Collection entries:
=====

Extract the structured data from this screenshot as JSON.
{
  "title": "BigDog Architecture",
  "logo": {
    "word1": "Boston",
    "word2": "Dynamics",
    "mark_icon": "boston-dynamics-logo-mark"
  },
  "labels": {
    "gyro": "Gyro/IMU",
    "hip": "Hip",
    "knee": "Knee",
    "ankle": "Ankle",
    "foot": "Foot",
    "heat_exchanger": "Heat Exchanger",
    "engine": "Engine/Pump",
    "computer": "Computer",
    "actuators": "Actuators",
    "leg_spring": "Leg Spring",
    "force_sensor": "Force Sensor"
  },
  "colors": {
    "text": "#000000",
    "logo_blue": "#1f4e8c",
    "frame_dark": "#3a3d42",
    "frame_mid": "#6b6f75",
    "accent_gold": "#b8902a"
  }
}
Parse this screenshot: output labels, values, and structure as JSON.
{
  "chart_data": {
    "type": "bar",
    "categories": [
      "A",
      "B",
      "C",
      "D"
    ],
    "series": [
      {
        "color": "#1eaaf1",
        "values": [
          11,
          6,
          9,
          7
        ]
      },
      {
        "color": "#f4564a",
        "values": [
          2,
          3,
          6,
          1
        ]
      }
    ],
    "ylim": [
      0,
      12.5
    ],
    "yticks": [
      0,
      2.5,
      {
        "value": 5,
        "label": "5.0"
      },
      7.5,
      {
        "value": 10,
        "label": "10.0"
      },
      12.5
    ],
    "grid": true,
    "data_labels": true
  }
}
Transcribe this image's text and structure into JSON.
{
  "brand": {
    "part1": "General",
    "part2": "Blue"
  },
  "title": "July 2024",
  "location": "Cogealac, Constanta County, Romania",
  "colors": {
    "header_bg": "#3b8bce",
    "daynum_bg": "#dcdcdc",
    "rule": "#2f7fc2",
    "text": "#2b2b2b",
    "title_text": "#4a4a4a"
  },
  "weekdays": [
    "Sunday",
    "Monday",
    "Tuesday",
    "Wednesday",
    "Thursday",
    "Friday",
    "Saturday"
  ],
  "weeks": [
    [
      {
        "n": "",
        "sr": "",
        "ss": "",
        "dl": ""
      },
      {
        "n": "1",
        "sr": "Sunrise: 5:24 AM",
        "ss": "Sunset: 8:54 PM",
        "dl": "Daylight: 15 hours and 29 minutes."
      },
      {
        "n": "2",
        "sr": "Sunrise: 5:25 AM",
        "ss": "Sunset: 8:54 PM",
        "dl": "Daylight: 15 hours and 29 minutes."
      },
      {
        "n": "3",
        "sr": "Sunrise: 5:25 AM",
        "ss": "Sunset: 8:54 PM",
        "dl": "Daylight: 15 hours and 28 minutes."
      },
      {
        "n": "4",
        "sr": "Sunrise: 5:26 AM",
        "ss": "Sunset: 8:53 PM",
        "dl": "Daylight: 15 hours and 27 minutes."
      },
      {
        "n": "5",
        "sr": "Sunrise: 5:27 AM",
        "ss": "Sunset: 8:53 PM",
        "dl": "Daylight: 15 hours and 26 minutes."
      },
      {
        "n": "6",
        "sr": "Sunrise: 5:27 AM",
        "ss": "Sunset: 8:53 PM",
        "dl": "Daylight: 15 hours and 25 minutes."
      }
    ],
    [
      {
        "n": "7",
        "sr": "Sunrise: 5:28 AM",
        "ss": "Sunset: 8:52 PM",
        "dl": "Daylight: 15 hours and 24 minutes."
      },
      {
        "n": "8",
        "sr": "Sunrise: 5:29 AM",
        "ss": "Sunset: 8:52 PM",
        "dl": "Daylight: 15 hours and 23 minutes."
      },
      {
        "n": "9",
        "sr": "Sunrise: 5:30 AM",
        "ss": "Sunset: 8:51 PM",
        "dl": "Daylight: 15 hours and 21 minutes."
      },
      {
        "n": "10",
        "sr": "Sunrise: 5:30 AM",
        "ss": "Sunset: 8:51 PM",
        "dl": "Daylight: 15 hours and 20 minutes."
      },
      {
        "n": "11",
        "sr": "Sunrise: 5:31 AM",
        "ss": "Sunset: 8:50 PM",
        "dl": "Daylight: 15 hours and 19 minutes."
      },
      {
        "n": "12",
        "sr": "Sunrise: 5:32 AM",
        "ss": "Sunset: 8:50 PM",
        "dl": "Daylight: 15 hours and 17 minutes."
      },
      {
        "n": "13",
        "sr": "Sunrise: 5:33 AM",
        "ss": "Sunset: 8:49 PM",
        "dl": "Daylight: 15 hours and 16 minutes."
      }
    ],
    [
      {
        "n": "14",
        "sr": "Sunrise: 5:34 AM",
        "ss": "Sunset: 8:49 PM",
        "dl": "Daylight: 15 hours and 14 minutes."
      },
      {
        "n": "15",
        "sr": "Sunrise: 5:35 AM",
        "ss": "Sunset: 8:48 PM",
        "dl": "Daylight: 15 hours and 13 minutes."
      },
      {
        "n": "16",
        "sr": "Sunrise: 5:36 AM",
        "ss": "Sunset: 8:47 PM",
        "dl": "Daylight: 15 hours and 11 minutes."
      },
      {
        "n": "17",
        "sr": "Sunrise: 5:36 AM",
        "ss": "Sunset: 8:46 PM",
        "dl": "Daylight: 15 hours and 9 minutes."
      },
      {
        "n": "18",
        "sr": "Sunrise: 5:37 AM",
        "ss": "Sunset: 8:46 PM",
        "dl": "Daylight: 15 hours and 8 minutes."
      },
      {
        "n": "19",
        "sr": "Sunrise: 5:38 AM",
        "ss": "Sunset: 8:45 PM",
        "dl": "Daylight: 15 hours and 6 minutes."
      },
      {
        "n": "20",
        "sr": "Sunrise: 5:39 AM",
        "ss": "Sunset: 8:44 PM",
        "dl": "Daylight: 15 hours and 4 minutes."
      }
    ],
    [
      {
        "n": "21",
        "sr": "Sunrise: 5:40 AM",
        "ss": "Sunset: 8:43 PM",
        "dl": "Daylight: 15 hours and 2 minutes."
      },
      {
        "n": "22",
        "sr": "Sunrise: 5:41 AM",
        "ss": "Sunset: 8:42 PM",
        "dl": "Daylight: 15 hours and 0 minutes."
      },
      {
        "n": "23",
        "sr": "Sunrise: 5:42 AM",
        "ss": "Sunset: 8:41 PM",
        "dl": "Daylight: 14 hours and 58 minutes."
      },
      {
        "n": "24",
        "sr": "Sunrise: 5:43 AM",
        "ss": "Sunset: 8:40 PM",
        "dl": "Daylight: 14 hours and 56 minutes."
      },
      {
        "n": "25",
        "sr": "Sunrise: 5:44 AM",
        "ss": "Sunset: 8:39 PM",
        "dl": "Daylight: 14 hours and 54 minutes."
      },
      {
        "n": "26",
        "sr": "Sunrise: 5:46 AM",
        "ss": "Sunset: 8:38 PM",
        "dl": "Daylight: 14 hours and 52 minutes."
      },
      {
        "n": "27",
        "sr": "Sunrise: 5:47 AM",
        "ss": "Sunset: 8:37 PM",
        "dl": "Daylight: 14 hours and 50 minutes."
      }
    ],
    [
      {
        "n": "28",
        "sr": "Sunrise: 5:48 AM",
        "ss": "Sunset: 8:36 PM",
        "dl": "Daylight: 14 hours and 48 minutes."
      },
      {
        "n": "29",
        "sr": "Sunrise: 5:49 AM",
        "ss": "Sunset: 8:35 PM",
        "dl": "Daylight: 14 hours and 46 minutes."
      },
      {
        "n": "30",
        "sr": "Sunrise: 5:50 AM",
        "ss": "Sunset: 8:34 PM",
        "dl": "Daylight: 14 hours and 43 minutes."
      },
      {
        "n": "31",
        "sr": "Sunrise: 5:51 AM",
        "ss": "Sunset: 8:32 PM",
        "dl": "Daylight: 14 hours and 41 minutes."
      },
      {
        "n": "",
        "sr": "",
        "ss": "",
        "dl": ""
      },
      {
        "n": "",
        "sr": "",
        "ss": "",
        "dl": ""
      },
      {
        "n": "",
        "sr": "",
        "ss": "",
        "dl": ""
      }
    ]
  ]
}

=====

[EXERCISE GOAL] Check each line of the entries for the string "this". Copy the lines that have it.

[EXERCISE RESPONSE]
Extract the structured data from this screenshot as JSON.
Parse this screenshot: output labels, values, and structure as JSON.
Transcribe this image's text and structure into JSON.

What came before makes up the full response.